### CHALLENGE
Read the records and gather each line that includes "clubb".

### DATASET

•••••

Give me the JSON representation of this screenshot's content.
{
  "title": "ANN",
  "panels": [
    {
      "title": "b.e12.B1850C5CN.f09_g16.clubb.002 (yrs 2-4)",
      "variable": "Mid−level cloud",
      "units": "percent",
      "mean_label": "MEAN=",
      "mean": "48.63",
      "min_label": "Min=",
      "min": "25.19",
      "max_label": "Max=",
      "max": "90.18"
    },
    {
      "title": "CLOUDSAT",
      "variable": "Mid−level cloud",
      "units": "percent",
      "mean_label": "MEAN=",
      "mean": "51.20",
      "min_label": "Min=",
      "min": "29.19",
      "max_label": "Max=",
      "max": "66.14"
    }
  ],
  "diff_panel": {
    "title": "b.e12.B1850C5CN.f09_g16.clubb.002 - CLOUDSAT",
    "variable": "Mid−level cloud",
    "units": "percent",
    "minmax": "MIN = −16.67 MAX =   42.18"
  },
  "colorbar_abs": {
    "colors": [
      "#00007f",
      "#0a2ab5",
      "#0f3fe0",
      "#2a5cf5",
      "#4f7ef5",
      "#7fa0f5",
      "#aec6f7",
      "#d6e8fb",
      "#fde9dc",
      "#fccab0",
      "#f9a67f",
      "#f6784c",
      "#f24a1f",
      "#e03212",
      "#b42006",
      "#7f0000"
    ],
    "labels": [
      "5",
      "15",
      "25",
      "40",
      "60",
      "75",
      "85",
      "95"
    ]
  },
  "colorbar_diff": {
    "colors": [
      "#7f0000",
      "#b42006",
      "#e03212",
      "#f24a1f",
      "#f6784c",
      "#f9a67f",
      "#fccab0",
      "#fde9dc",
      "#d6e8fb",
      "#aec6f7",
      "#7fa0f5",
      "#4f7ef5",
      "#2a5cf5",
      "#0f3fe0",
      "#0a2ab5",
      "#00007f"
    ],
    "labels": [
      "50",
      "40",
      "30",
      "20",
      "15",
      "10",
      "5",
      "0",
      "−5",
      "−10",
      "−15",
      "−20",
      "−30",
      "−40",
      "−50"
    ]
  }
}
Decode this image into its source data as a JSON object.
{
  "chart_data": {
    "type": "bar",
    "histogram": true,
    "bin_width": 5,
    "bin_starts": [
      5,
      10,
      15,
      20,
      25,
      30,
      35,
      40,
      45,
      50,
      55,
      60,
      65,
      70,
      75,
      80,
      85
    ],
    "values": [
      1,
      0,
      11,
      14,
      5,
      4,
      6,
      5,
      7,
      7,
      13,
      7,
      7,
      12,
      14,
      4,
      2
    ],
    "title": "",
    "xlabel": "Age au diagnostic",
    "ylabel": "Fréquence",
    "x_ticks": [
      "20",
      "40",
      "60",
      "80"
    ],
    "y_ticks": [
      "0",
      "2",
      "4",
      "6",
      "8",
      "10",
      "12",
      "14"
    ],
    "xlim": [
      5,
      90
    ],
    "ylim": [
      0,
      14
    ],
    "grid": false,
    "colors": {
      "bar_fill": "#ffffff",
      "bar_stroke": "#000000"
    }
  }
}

•••••

### TASK RESULT
      "title": "b.e12.B1850C5CN.f09_g16.clubb.002 (yrs 2-4)",
    "title": "b.e12.B1850C5CN.f09_g16.clubb.002 - CLOUDSAT",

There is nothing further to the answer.